■ **Prompt**: Write out each line word for word. Drop pictures.
◆ ◆ ◆
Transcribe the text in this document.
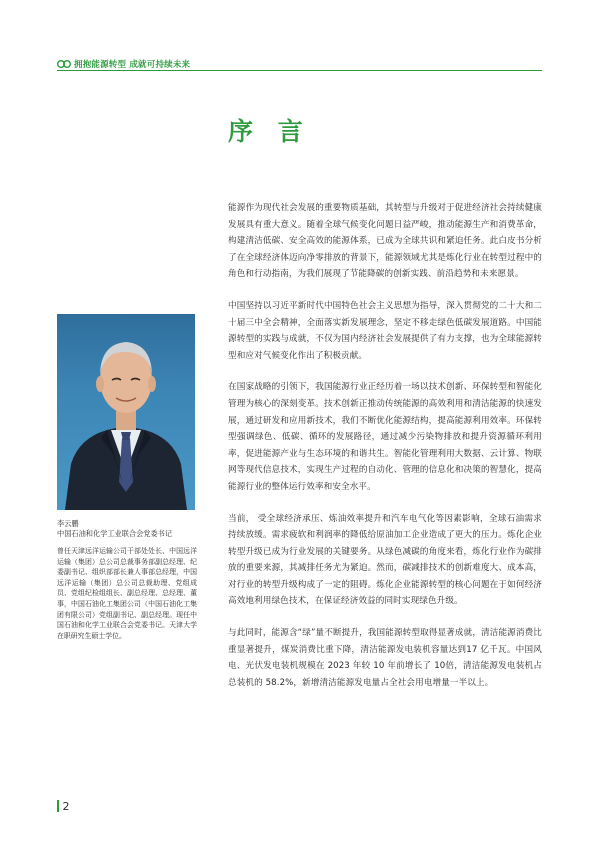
拥抱能源转型 成就可持续未来
序 言

能源作为现代社会发展的重要物质基础，其转型与升级对于促进经济社会持续健康发展具有重大意义。随着全球气候变化问题日益严峻，推动能源生产和消费革命，构建清洁低碳、安全高效的能源体系，已成为全球共识和紧迫任务。此白皮书分析了在全球经济体迈向净零排放的背景下，能源领域尤其是炼化行业在转型过程中的角色和行动指南，为我们展现了节能降碳的创新实践、前沿趋势和未来愿景。

中国坚持以习近平新时代中国特色社会主义思想为指导，深入贯彻党的二十大和二十届三中全会精神，全面落实新发展理念，坚定不移走绿色低碳发展道路。中国能源转型的实践与成就，不仅为国内经济社会发展提供了有力支撑，也为全球能源转型和应对气候变化作出了积极贡献。

在国家战略的引领下，我国能源行业正经历着一场以技术创新、环保转型和智能化管理为核心的深刻变革。技术创新正推动传统能源的高效利用和清洁能源的快速发展，通过研发和应用新技术，我们不断优化能源结构，提高能源利用效率。环保转型强调绿色、低碳、循环的发展路径，通过减少污染物排放和提升资源循环利用率，促进能源产业与生态环境的和谐共生。智能化管理利用大数据、云计算、物联网等现代信息技术，实现生产过程的自动化、管理的信息化和决策的智慧化，提高能源行业的整体运行效率和安全水平。

当前， 受全球经济承压、炼油效率提升和汽车电气化等因素影响，全球石油需求持续放缓。需求疲软和利润率的降低给原油加工企业造成了更大的压力。炼化企业转型升级已成为行业发展的关键要务。从绿色减碳的角度来看，炼化行业作为碳排放的重要来源，其减排任务尤为紧迫。然而，碳减排技术的创新难度大、成本高，对行业的转型升级构成了一定的阻碍。炼化企业能源转型的核心问题在于如何经济高效地利用绿色技术，在保证经济效益的同时实现绿色升级。

与此同时，能源含“绿”量不断提升，我国能源转型取得显著成就，清洁能源消费比重显著提升，煤炭消费比重下降，清洁能源发电装机容量达到17 亿千瓦。中国风电、光伏发电装机规模在 2023 年较 10 年前增长了 10倍，清洁能源发电装机占总装机的 58.2%，新增清洁能源发电量占全社会用电增量一半以上。

李云鹏
中国石油和化学工业联合会党委书记
曾任天津远洋运输公司干部处处长、中国远洋运输（集团）总公司总裁事务部副总经理、纪委副书记、组织部部长兼人事部总经理，中国远洋运输（集团）总公司总裁助理、党组成员、党组纪检组组长、副总经理、总经理、董事，中国石油化工集团公司（中国石油化工集团有限公司）党组副书记、副总经理。现任中国石油和化学工业联合会党委书记。天津大学在职研究生硕士学位。
2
◆ ◆ ◆
■ **Answer below**:
Transcribe the text in this document.
拥抱能源转型 成就可持续未来
序 言

能源作为现代社会发展的重要物质基础，其转型与升级对于促进经济社会持续健康发展具有重大意义。随着全球气候变化问题日益严峻，推动能源生产和消费革命，构建清洁低碳、安全高效的能源体系，已成为全球共识和紧迫任务。此白皮书分析了在全球经济体迈向净零排放的背景下，能源领域尤其是炼化行业在转型过程中的角色和行动指南，为我们展现了节能降碳的创新实践、前沿趋势和未来愿景。

中国坚持以习近平新时代中国特色社会主义思想为指导，深入贯彻党的二十大和二十届三中全会精神，全面落实新发展理念，坚定不移走绿色低碳发展道路。中国能源转型的实践与成就，不仅为国内经济社会发展提供了有力支撑，也为全球能源转型和应对气候变化作出了积极贡献。

在国家战略的引领下，我国能源行业正经历着一场以技术创新、环保转型和智能化管理为核心的深刻变革。技术创新正推动传统能源的高效利用和清洁能源的快速发展，通过研发和应用新技术，我们不断优化能源结构，提高能源利用效率。环保转型强调绿色、低碳、循环的发展路径，通过减少污染物排放和提升资源循环利用率，促进能源产业与生态环境的和谐共生。智能化管理利用大数据、云计算、物联网等现代信息技术，实现生产过程的自动化、管理的信息化和决策的智慧化，提高能源行业的整体运行效率和安全水平。

当前， 受全球经济承压、炼油效率提升和汽车电气化等因素影响，全球石油需求持续放缓。需求疲软和利润率的降低给原油加工企业造成了更大的压力。炼化企业转型升级已成为行业发展的关键要务。从绿色减碳的角度来看，炼化行业作为碳排放的重要来源，其减排任务尤为紧迫。然而，碳减排技术的创新难度大、成本高，对行业的转型升级构成了一定的阻碍。炼化企业能源转型的核心问题在于如何经济高效地利用绿色技术，在保证经济效益的同时实现绿色升级。

与此同时，能源含“绿”量不断提升，我国能源转型取得显著成就，清洁能源消费比重显著提升，煤炭消费比重下降，清洁能源发电装机容量达到17 亿千瓦。中国风电、光伏发电装机规模在 2023 年较 10 年前增长了 10倍，清洁能源发电装机占总装机的 58.2%，新增清洁能源发电量占全社会用电增量一半以上。

李云鹏
中国石油和化学工业联合会党委书记
曾任天津远洋运输公司干部处处长、中国远洋运输（集团）总公司总裁事务部副总经理、纪委副书记、组织部部长兼人事部总经理，中国远洋运输（集团）总公司总裁助理、党组成员、党组纪检组组长、副总经理、总经理、董事，中国石油化工集团公司（中国石油化工集团有限公司）党组副书记、副总经理。现任中国石油和化学工业联合会党委书记。天津大学在职研究生硕士学位。
2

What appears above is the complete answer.